Which of the lines below hold "from"? Please return each one.

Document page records

-----

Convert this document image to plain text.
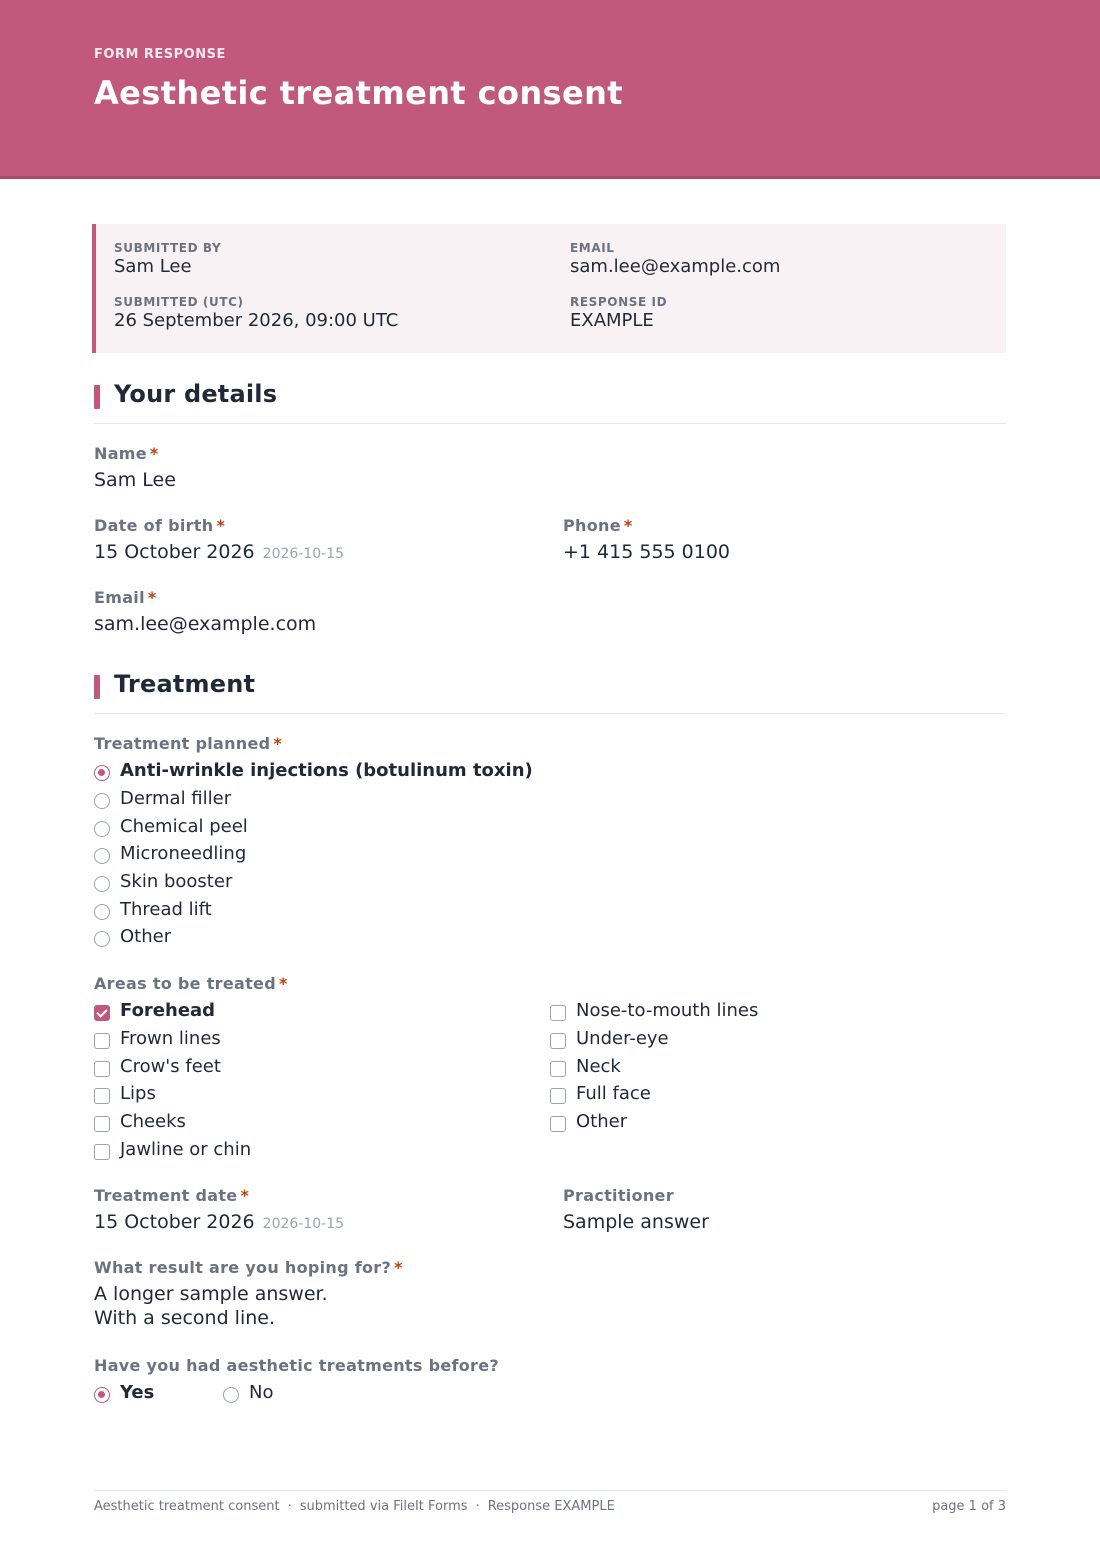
FORM RESPONSE
Aesthetic treatment consent
SUBMITTED BY
Sam Lee
EMAIL
sam.lee@example.com
SUBMITTED (UTC)
26 September 2026, 09:00 UTC
RESPONSE ID
EXAMPLE
Your details
Name *
Sam Lee
Date of birth *
15 October 2026 2026-10-15
Phone *
+1 415 555 0100
Email *
sam.lee@example.com
Treatment
Treatment planned *
Anti-wrinkle injections (botulinum toxin)
Dermal filler
Chemical peel
Microneedling
Skin booster
Thread lift
Other
Areas to be treated *
Forehead
Frown lines
Crow's feet
Lips
Cheeks
Jawline or chin
Nose-to-mouth lines
Under-eye
Neck
Full face
Other
Treatment date *
15 October 2026 2026-10-15
Practitioner
Sample answer
What result are you hoping for? *
A longer sample answer.
With a second line.
Have you had aesthetic treatments before?
Yes	No
Aesthetic treatment consent · submitted via FileIt Forms · Response EXAMPLE	page 1 of 3
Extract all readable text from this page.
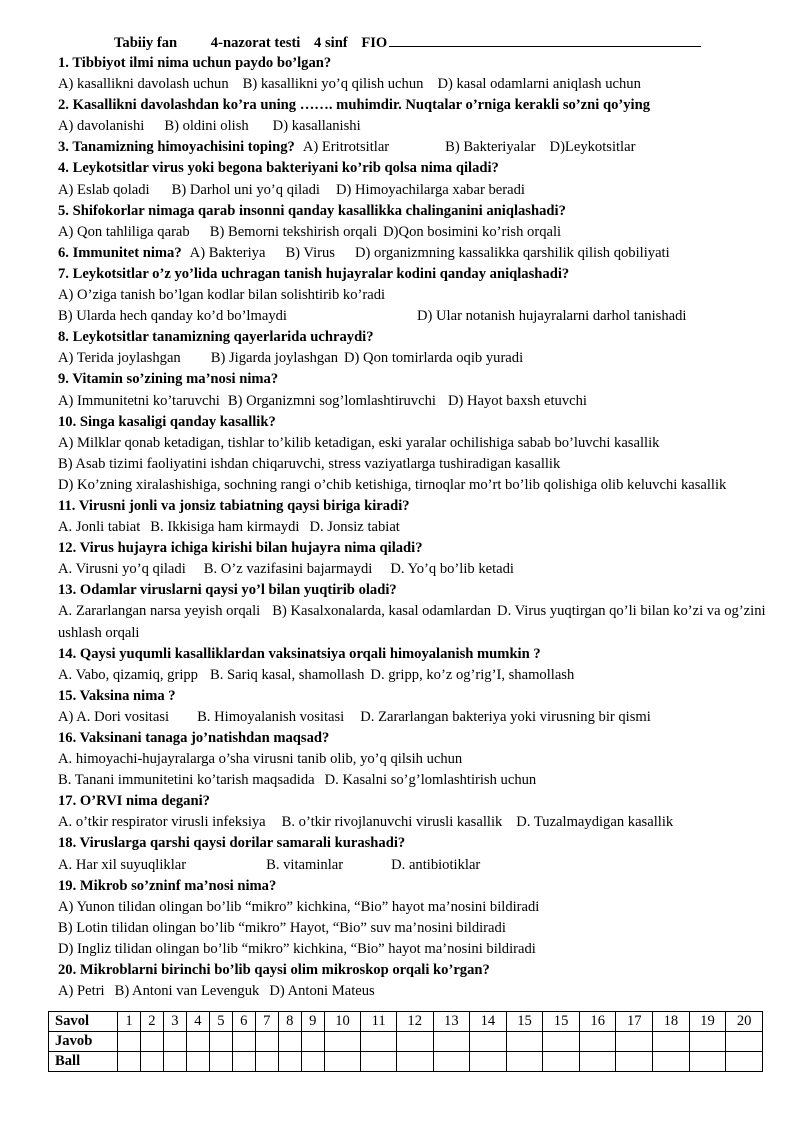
Tabiiy fan 4-nazorat testi 4 sinf FIO
1. Tibbiyot ilmi nima uchun paydo bo’lgan?
A) kasallikni davolash uchun B) kasallikni yo’q qilish uchun D) kasal odamlarni aniqlash uchun
2. Kasallikni davolashdan ko’ra uning ……. muhimdir. Nuqtalar o’rniga kerakli so’zni qo’ying
A) davolanishi B) oldini olish D) kasallanishi
3. Tanamizning himoyachisini toping? A) Eritrotsitlar	B) Bakteriyalar D)Leykotsitlar
4. Leykotsitlar virus yoki begona bakteriyani ko’rib qolsa nima qiladi?
A) Eslab qoladi B) Darhol uni yo’q qiladi D) Himoyachilarga xabar beradi
5. Shifokorlar nimaga qarab insonni qanday kasallikka chalinganini aniqlashadi?
A) Qon tahliliga qarab B) Bemorni tekshirish orqali D)Qon bosimini ko’rish orqali
6. Immunitet nima? A) Bakteriya B) Virus D) organizmning kassalikka qarshilik qilish qobiliyati
7. Leykotsitlar o’z yo’lida uchragan tanish hujayralar kodini qanday aniqlashadi?
A) O’ziga tanish bo’lgan kodlar bilan solishtirib ko’radi
B) Ularda hech qanday ko’d bo’lmaydi	D) Ular notanish hujayralarni darhol tanishadi
8. Leykotsitlar tanamizning qayerlarida uchraydi?
A) Terida joylashgan B) Jigarda joylashgan D) Qon tomirlarda oqib yuradi
9. Vitamin so’zining ma’nosi nima?
A) Immunitetni ko’taruvchi B) Organizmni sog’lomlashtiruvchi D) Hayot baxsh etuvchi
10. Singa kasaligi qanday kasallik?
A) Milklar qonab ketadigan, tishlar to’kilib ketadigan, eski yaralar ochilishiga sabab bo’luvchi kasallik
B) Asab tizimi faoliyatini ishdan chiqaruvchi, stress vaziyatlarga tushiradigan kasallik
D) Ko’zning xiralashishiga, sochning rangi o’chib ketishiga, tirnoqlar mo’rt bo’lib qolishiga olib keluvchi kasallik
11. Virusni jonli va jonsiz tabiatning qaysi biriga kiradi?
A. Jonli tabiat B. Ikkisiga ham kirmaydi D. Jonsiz tabiat
12. Virus hujayra ichiga kirishi bilan hujayra nima qiladi?
A. Virusni yo’q qiladi B. O’z vazifasini bajarmaydi D. Yo’q bo’lib ketadi
13. Odamlar viruslarni qaysi yo’l bilan yuqtirib oladi?
A. Zararlangan narsa yeyish orqali B) Kasalxonalarda, kasal odamlardan D. Virus yuqtirgan qo’li bilan ko’zi va og’zini ushlash orqali
14. Qaysi yuqumli kasalliklardan vaksinatsiya orqali himoyalanish mumkin ?
A. Vabo, qizamiq, gripp B. Sariq kasal, shamollash D. gripp, ko’z og’rig’I, shamollash
15. Vaksina nima ?
A) A. Dori vositasi B. Himoyalanish vositasi D. Zararlangan bakteriya yoki virusning bir qismi
16. Vaksinani tanaga jo’natishdan maqsad?
A. himoyachi-hujayralarga o’sha virusni tanib olib, yo’q qilsih uchun
B. Tanani immunitetini ko’tarish maqsadida D. Kasalni so’g’lomlashtirish uchun
17. O’RVI nima degani?
A. o’tkir respirator virusli infeksiya B. o’tkir rivojlanuvchi virusli kasallik D. Tuzalmaydigan kasallik
18. Viruslarga qarshi qaysi dorilar samarali kurashadi?
A. Har xil suyuqliklar	B. vitaminlar	D. antibiotiklar
19. Mikrob so’zninf ma’nosi nima?
A) Yunon tilidan olingan bo’lib “mikro” kichkina, “Bio” hayot ma’nosini bildiradi
B) Lotin tilidan olingan bo’lib “mikro” Hayot, “Bio” suv ma’nosini bildiradi
D) Ingliz tilidan olingan bo’lib “mikro” kichkina, “Bio” hayot ma’nosini bildiradi
20. Mikroblarni birinchi bo’lib qaysi olim mikroskop orqali ko’rgan?
A) Petri B) Antoni van Levenguk D) Antoni Mateus
Savol	1	2	3	4	5	6	7	8	9	10	11	12	13	14	15	15	16	17	18	19	20
Javob																					
Ball																					
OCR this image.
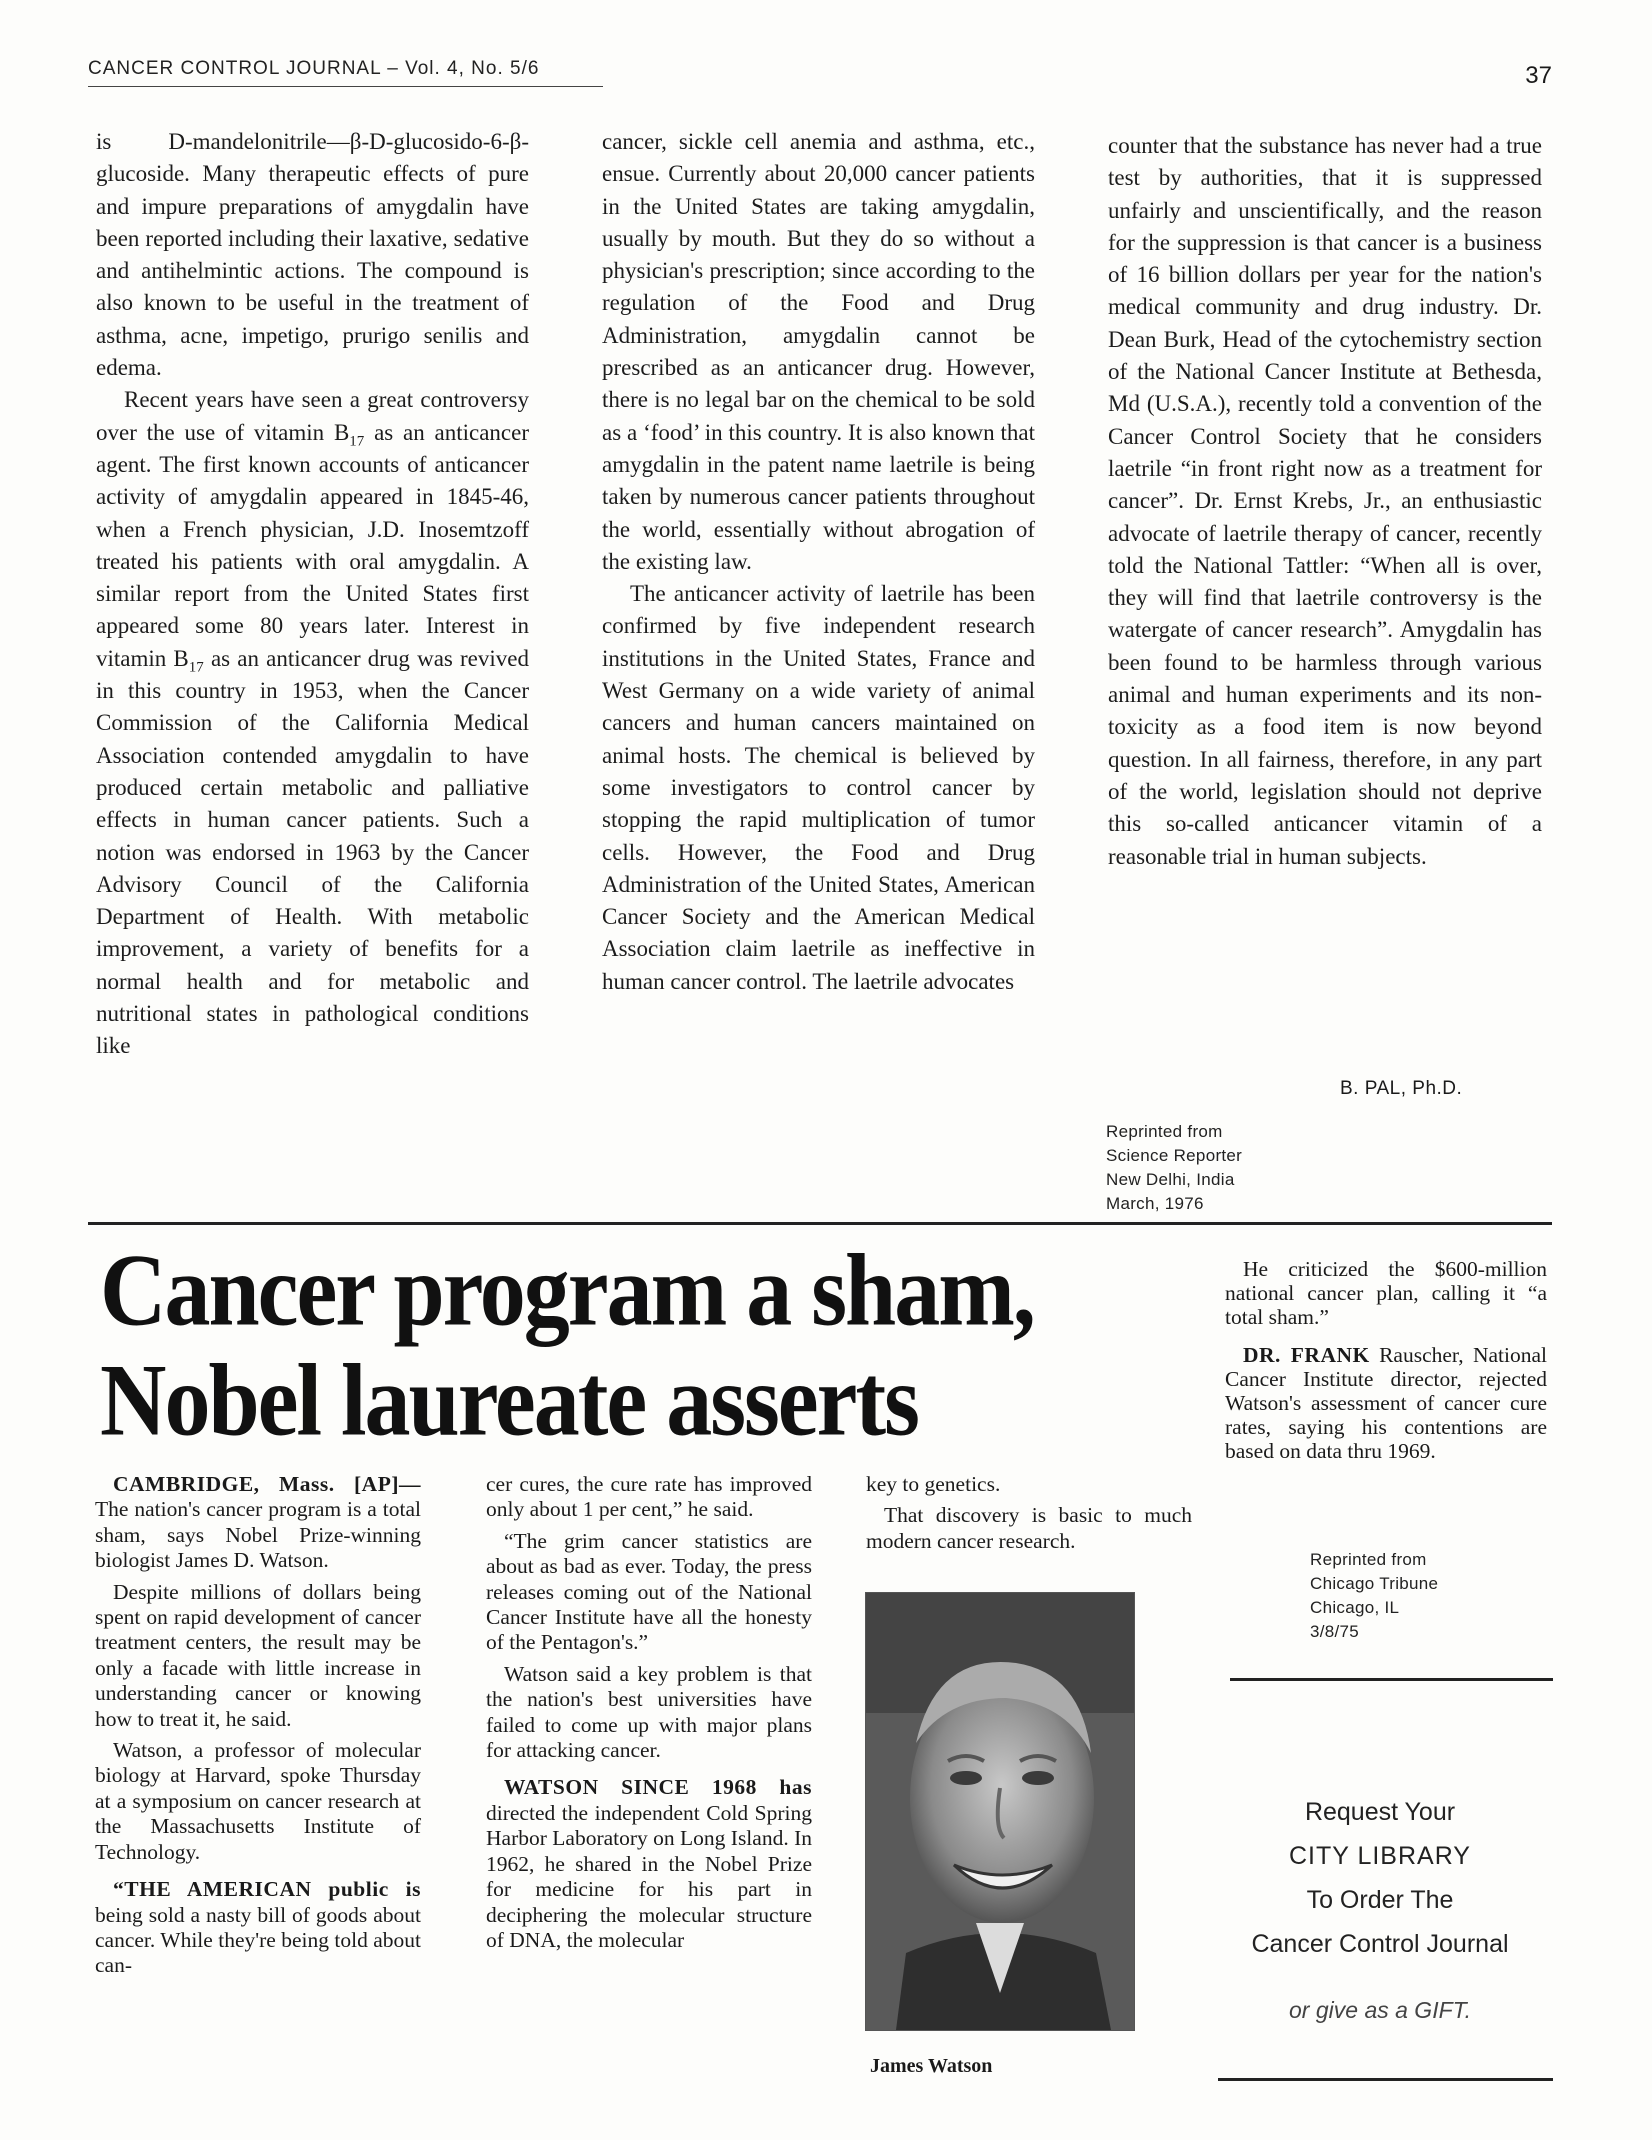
CANCER CONTROL JOURNAL – Vol. 4, No. 5/6	37

is D-mandelonitrile—β-D-glucosido-6-β-glucoside. Many therapeutic effects of pure and impure preparations of amygdalin have been reported including their laxative, sedative and antihelmintic actions. The compound is also known to be useful in the treatment of asthma, acne, impetigo, prurigo senilis and edema.

Recent years have seen a great controversy over the use of vitamin $B_{17}$ as an anticancer agent. The first known accounts of anticancer activity of amygdalin appeared in 1845-46, when a French physician, J.D. Inosemtzoff treated his patients with oral amygdalin. A similar report from the United States first appeared some 80 years later. Interest in vitamin $B_{17}$ as an anticancer drug was revived in this country in 1953, when the Cancer Commission of the California Medical Association contended amygdalin to have produced certain metabolic and palliative effects in human cancer patients. Such a notion was endorsed in 1963 by the Cancer Advisory Council of the California Department of Health. With metabolic improvement, a variety of benefits for a normal health and for metabolic and nutritional states in pathological conditions like

cancer, sickle cell anemia and asthma, etc., ensue. Currently about 20,000 cancer patients in the United States are taking amygdalin, usually by mouth. But they do so without a physician's prescription; since according to the regulation of the Food and Drug Administration, amygdalin cannot be prescribed as an anticancer drug. However, there is no legal bar on the chemical to be sold as a ‘food’ in this country. It is also known that amygdalin in the patent name laetrile is being taken by numerous cancer patients throughout the world, essentially without abrogation of the existing law.

The anticancer activity of laetrile has been confirmed by five independent research institutions in the United States, France and West Germany on a wide variety of animal cancers and human cancers maintained on animal hosts. The chemical is believed by some investigators to control cancer by stopping the rapid multiplication of tumor cells. However, the Food and Drug Administration of the United States, American Cancer Society and the American Medical Association claim laetrile as ineffective in human cancer control. The laetrile advocates

counter that the substance has never had a true test by authorities, that it is suppressed unfairly and unscientifically, and the reason for the suppression is that cancer is a business of 16 billion dollars per year for the nation's medical community and drug industry. Dr. Dean Burk, Head of the cytochemistry section of the National Cancer Institute at Bethesda, Md (U.S.A.), recently told a convention of the Cancer Control Society that he considers laetrile “in front right now as a treatment for cancer”. Dr. Ernst Krebs, Jr., an enthusiastic advocate of laetrile therapy of cancer, recently told the National Tattler: “When all is over, they will find that laetrile controversy is the watergate of cancer research”. Amygdalin has been found to be harmless through various animal and human experiments and its non-toxicity as a food item is now beyond question. In all fairness, therefore, in any part of the world, legislation should not deprive this so-called anticancer vitamin of a reasonable trial in human subjects.

B. PAL, Ph.D.
Reprinted from
Science Reporter
New Delhi, India
March, 1976
Cancer program a sham,
Nobel laureate asserts

CAMBRIDGE, Mass. [AP]— The nation's cancer program is a total sham, says Nobel Prize-winning biologist James D. Watson.

Despite millions of dollars being spent on rapid development of cancer treatment centers, the result may be only a facade with little increase in understanding cancer or knowing how to treat it, he said.

Watson, a professor of molecular biology at Harvard, spoke Thursday at a symposium on cancer research at the Massachusetts Institute of Technology.

“THE AMERICAN public is being sold a nasty bill of goods about cancer. While they're being told about can-

cer cures, the cure rate has improved only about 1 per cent,” he said.

“The grim cancer statistics are about as bad as ever. Today, the press releases coming out of the National Cancer Institute have all the honesty of the Pentagon's.”

Watson said a key problem is that the nation's best universities have failed to come up with major plans for attacking cancer.

WATSON SINCE 1968 has directed the independent Cold Spring Harbor Laboratory on Long Island. In 1962, he shared in the Nobel Prize for medicine for his part in deciphering the molecular structure of DNA, the molecular

key to genetics.

That discovery is basic to much modern cancer research.

James Watson

He criticized the $600-million national cancer plan, calling it “a total sham.”

DR. FRANK Rauscher, National Cancer Institute director, rejected Watson's assessment of cancer cure rates, saying his contentions are based on data thru 1969.

Reprinted from
Chicago Tribune
Chicago, IL
3/8/75
Request Your
CITY LIBRARY
To Order The
Cancer Control Journal
or give as a GIFT.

-----

ANSWER AREA:
Extract all readable text from this page.
Recent years have seen a great controversy over the use of vitamin $B_{17}$ as an anticancer agent. The first known accounts of anticancer activity of amygdalin appeared in 1845-46, when a French physician, J.D. Inosemtzoff treated his patients with oral amygdalin. A similar report from the United States first appeared some 80 years later. Interest in vitamin $B_{17}$ as an anticancer drug was revived in this country in 1953, when the Cancer Commission of the California Medical Association contended amygdalin to have produced certain metabolic and palliative effects in human cancer patients. Such a notion was endorsed in 1963 by the Cancer Advisory Council of the California Department of Health. With metabolic improvement, a variety of benefits for a normal health and for metabolic and nutritional states in pathological conditions like
Reprinted from
Reprinted from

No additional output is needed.